Count how many lines contain "this" and reply with that number only.

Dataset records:
%%

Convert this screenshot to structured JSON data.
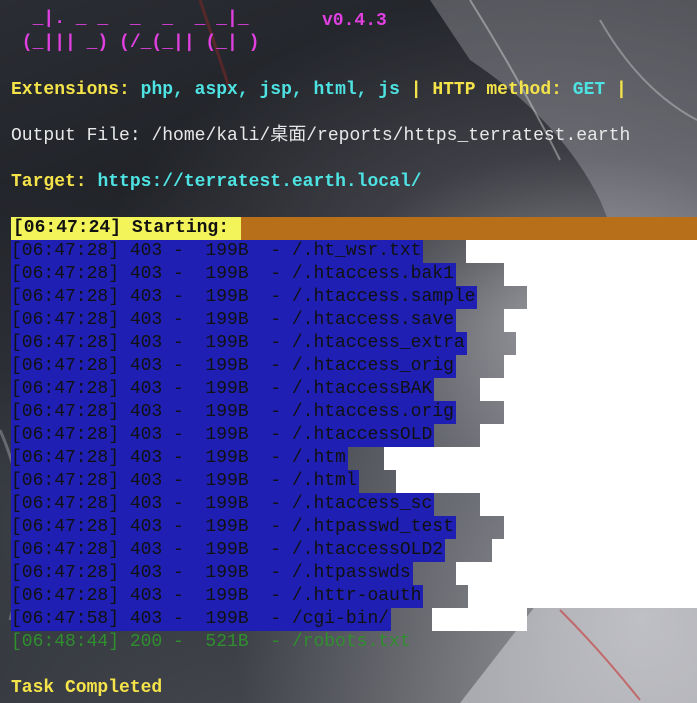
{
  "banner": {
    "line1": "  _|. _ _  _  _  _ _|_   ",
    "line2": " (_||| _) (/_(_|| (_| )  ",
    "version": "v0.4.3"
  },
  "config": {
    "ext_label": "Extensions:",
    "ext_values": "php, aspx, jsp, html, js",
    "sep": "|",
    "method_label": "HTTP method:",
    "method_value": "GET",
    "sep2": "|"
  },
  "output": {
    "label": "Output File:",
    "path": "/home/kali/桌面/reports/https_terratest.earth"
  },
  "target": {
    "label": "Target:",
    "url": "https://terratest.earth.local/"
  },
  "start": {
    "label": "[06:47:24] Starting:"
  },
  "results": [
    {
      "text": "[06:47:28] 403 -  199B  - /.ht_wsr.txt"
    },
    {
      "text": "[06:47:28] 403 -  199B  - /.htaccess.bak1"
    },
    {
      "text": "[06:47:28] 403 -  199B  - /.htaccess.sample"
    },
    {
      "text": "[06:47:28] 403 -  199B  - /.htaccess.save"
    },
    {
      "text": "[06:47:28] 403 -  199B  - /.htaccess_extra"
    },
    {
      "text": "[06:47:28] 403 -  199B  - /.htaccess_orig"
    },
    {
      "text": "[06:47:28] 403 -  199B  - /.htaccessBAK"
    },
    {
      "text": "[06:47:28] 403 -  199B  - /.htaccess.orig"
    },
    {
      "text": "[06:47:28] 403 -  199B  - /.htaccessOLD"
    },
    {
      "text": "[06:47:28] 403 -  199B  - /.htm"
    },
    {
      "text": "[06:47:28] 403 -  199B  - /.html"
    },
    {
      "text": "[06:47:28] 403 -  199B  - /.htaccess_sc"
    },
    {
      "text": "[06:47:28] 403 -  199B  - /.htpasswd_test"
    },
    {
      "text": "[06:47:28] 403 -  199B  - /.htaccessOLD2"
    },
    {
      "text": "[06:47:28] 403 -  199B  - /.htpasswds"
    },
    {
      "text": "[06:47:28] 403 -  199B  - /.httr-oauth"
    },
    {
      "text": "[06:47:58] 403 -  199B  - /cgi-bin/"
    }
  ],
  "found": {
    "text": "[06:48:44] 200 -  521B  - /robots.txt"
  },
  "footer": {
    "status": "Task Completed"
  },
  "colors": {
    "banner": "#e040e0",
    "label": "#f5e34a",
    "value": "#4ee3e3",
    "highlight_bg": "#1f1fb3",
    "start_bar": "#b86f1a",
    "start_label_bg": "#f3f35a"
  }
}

%%
%%

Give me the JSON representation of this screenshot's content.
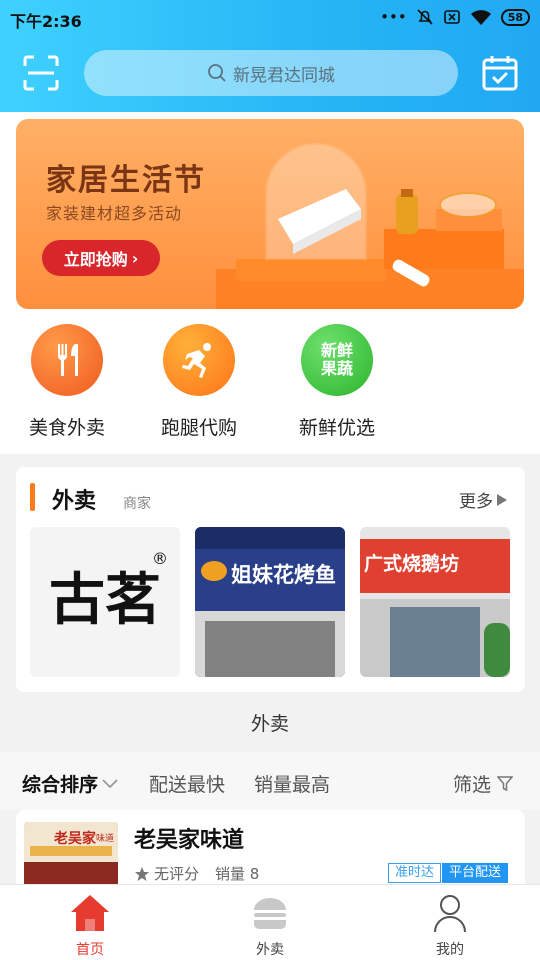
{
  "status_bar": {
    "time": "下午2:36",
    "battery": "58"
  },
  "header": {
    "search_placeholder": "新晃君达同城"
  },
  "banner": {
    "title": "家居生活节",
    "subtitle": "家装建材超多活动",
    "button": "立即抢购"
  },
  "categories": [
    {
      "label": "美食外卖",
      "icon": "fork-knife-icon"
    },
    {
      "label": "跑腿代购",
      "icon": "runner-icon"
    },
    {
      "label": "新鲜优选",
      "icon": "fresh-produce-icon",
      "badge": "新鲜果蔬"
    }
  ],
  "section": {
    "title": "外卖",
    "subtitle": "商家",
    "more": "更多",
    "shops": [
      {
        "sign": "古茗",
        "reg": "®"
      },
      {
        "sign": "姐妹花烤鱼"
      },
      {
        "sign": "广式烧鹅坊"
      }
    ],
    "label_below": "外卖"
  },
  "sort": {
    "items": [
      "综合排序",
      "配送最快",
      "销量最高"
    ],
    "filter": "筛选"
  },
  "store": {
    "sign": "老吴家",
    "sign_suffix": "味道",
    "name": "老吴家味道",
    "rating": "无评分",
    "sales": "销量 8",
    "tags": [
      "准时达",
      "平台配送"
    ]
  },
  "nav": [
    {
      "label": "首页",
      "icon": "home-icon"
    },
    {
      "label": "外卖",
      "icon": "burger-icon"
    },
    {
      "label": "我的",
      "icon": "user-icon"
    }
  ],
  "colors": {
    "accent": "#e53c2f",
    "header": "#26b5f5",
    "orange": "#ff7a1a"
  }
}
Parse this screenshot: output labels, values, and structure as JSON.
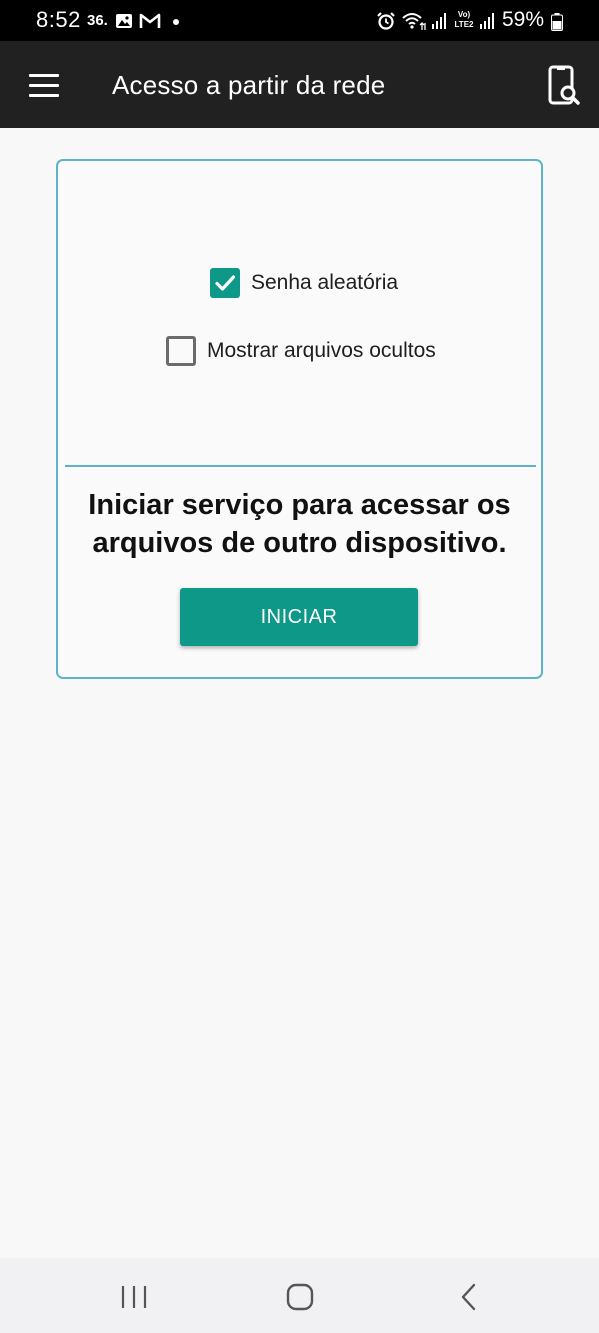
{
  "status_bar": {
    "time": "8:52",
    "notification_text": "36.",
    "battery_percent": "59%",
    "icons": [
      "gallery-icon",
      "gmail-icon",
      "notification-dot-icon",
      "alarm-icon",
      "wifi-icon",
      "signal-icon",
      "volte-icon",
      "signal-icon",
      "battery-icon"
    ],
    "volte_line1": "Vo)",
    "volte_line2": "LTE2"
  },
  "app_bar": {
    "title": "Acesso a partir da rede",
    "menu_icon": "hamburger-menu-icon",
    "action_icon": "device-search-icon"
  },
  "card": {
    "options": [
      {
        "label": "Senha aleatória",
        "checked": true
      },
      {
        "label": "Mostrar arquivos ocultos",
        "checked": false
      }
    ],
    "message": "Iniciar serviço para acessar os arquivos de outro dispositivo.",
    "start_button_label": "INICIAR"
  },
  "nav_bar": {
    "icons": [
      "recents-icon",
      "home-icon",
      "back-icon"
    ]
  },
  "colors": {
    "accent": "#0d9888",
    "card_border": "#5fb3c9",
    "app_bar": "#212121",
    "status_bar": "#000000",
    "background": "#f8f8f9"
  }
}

%%
%%

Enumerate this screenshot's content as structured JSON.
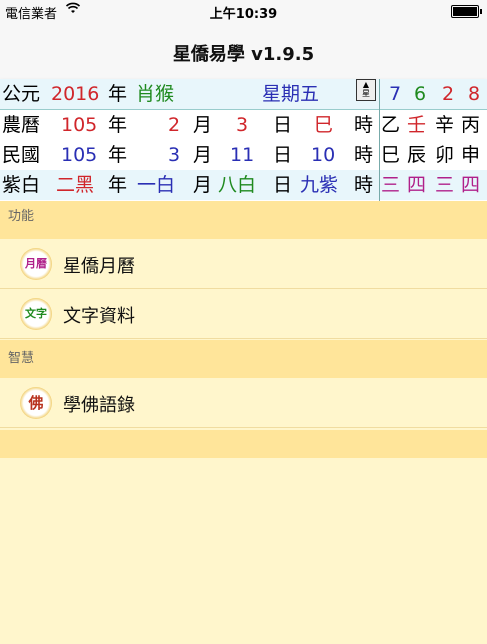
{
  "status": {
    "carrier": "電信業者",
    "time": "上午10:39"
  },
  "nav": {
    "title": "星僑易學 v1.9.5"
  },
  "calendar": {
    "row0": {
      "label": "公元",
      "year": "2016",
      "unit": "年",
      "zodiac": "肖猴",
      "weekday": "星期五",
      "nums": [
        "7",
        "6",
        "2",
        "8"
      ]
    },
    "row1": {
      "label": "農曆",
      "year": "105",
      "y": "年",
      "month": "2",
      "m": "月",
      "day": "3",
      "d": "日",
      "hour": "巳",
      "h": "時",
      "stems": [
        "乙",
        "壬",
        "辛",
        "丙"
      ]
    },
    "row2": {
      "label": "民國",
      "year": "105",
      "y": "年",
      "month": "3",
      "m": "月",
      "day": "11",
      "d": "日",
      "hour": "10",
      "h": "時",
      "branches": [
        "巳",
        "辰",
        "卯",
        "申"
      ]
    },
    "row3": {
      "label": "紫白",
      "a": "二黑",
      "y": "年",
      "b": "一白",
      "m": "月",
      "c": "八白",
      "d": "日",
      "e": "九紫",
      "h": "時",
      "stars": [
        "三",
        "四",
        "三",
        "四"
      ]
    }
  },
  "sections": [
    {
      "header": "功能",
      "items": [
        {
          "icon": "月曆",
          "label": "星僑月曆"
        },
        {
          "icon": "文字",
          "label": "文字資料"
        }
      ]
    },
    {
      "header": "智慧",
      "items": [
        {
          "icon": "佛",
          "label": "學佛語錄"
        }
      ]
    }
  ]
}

%%

*The answer:*
4